Material for the task >>
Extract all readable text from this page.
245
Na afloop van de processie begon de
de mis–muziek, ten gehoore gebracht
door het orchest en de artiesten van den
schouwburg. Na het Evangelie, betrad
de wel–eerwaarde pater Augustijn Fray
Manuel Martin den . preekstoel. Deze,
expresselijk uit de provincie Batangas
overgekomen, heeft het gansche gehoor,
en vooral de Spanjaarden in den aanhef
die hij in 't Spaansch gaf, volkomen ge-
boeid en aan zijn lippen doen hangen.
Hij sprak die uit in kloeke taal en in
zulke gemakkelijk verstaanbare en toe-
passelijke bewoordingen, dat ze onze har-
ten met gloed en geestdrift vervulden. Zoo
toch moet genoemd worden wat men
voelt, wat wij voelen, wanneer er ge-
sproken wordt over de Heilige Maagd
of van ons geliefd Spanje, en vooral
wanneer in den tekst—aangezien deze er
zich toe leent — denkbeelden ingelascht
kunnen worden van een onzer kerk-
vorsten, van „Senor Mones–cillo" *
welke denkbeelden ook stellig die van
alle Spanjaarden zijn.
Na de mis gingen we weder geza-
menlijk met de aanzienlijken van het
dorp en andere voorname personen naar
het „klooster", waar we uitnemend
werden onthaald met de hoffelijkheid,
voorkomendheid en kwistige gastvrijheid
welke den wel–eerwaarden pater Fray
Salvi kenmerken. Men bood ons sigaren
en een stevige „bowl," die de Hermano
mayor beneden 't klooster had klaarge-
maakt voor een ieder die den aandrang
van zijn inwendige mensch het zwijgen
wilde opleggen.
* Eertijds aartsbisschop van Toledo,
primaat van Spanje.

==

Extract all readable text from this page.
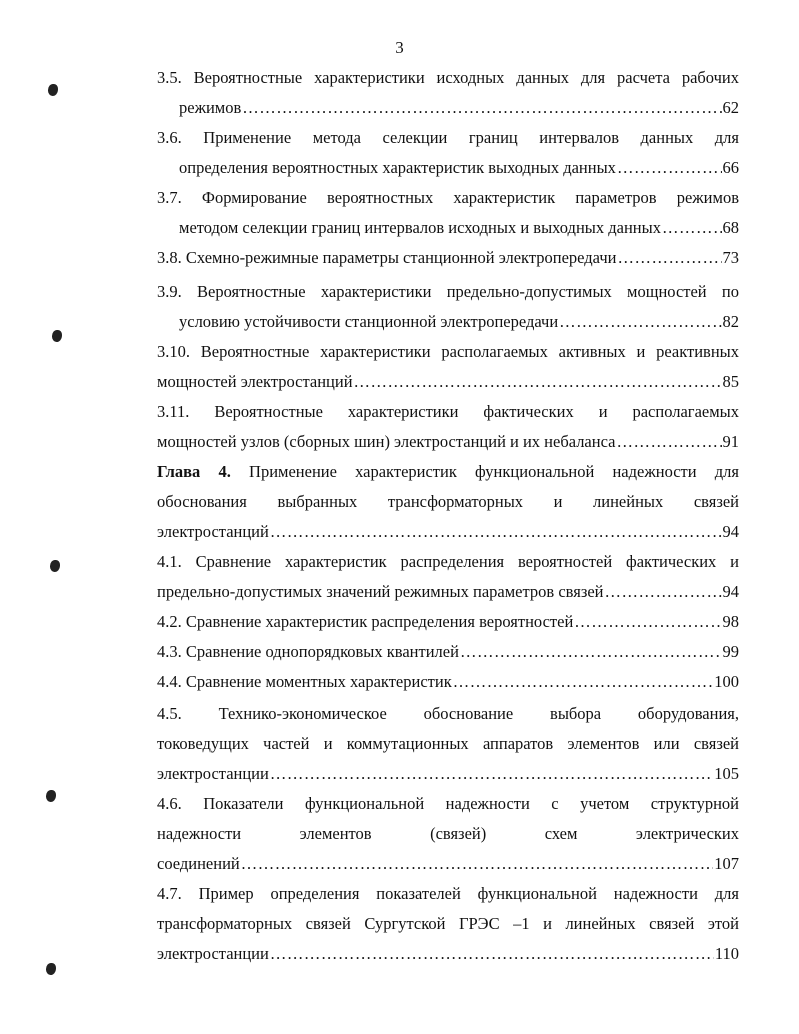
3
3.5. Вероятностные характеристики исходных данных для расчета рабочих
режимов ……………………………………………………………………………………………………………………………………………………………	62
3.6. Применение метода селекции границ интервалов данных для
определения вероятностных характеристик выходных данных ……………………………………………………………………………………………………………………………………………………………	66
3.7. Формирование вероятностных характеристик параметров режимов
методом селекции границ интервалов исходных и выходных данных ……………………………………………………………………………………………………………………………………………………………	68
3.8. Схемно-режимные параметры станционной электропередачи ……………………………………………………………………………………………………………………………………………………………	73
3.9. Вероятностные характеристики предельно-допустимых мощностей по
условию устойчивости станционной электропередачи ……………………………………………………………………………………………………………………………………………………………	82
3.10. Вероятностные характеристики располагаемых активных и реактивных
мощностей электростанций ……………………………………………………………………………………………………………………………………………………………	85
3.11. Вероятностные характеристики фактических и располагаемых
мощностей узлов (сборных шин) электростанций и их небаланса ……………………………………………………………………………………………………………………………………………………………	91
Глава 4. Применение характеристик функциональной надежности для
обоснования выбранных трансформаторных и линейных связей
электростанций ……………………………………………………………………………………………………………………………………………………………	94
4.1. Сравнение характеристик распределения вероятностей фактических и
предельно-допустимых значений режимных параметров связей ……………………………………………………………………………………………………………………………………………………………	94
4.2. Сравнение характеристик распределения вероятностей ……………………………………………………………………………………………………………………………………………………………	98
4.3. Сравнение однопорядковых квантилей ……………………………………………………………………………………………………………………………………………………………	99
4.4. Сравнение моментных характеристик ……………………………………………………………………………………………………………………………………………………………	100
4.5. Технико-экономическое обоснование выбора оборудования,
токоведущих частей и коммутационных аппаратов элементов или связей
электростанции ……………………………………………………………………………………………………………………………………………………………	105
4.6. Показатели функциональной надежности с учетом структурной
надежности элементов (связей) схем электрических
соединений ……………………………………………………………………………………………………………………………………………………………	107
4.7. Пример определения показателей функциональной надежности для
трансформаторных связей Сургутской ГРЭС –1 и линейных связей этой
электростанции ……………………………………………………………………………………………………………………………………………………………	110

...

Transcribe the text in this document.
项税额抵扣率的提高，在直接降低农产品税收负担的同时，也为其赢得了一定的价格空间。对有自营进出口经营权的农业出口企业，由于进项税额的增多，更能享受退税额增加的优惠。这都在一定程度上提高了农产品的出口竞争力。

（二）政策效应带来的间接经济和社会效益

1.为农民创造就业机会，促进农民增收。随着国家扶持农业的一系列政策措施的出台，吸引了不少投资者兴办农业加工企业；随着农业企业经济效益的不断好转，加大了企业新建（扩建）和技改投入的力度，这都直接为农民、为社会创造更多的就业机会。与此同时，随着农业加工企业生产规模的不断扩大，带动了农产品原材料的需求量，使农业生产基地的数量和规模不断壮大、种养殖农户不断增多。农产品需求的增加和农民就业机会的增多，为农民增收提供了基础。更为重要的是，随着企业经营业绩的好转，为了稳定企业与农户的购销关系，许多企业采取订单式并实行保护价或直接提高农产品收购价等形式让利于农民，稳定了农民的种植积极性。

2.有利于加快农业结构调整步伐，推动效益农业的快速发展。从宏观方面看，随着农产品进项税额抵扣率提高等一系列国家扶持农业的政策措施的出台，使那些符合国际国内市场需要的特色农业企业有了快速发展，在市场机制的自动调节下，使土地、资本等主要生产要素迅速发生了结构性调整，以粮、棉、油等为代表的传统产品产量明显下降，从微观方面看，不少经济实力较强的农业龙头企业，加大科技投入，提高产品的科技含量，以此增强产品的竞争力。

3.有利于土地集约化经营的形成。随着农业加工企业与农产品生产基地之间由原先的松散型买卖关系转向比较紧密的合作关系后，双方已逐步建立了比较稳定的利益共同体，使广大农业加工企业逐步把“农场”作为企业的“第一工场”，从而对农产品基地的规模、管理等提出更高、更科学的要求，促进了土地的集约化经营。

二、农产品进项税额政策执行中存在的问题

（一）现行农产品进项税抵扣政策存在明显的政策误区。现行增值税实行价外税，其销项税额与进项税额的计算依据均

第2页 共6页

What you have to do >> In the listing above, how many lines hold the word "станционной"? Give the number and nothing more.

Written response >> 2